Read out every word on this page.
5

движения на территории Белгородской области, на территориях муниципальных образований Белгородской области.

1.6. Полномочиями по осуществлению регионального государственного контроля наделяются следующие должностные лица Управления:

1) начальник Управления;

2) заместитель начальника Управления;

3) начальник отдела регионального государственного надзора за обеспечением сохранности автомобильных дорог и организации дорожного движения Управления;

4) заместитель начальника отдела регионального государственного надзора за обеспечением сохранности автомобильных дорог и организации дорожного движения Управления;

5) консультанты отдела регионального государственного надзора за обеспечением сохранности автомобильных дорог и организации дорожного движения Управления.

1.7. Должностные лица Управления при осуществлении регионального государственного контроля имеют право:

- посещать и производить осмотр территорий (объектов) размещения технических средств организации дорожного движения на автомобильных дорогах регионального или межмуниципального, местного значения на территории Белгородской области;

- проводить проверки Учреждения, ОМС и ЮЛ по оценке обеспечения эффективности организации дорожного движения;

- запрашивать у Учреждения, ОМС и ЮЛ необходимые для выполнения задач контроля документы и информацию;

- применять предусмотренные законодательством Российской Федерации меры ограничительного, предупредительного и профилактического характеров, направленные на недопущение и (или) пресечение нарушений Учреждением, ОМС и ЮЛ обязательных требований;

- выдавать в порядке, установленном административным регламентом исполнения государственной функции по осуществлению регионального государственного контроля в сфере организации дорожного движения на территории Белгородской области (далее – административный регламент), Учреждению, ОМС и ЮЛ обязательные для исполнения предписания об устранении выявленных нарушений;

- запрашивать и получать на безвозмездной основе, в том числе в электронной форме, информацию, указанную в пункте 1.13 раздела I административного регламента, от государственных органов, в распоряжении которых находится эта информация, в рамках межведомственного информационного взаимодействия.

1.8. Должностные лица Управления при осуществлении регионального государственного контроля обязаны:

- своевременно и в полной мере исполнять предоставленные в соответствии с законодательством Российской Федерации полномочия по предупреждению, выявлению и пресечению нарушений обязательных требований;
-.-.-
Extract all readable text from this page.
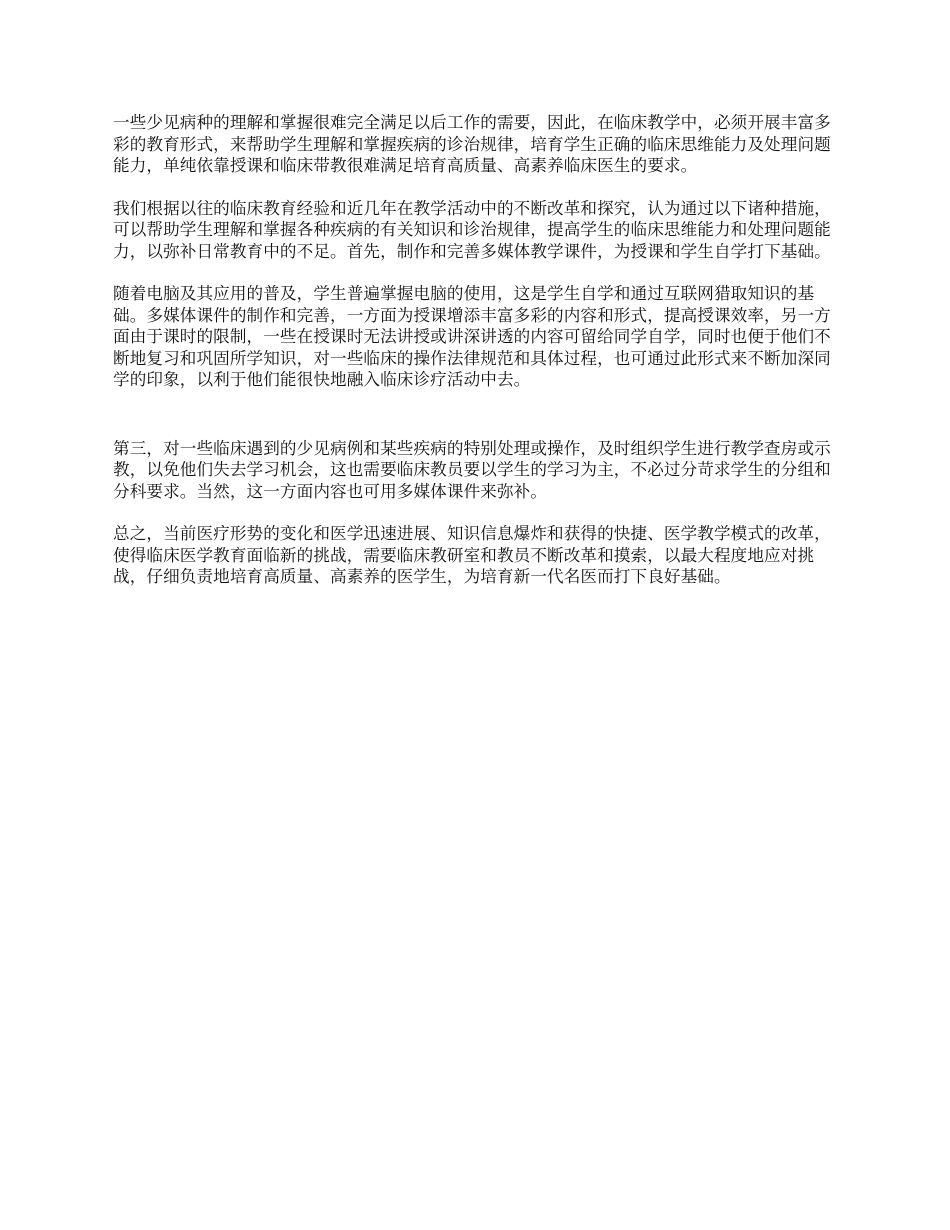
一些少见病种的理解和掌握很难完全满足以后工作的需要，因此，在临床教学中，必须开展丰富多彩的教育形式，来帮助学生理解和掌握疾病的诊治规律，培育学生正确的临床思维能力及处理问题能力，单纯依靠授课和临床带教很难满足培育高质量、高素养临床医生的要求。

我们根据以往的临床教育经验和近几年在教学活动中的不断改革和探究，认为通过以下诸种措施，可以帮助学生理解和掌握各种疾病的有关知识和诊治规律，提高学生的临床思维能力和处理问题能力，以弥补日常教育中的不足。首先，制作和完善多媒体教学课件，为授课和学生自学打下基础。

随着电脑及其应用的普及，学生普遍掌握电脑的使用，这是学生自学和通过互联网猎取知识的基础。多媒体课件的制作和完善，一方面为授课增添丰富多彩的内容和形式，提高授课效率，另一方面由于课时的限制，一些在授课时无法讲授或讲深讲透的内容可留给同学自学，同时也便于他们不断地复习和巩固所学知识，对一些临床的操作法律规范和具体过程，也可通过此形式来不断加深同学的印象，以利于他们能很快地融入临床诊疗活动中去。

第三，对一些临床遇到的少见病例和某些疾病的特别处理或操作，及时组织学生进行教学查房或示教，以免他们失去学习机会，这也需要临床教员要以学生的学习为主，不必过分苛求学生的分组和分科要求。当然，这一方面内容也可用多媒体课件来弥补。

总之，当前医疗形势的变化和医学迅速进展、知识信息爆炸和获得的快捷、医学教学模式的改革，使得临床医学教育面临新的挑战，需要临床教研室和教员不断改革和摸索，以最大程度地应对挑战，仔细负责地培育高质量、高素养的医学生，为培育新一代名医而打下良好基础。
-.-.-
__Work to do__
Check each line above for the word "this" and say how many have it, with nothing else.

__Written reply__
2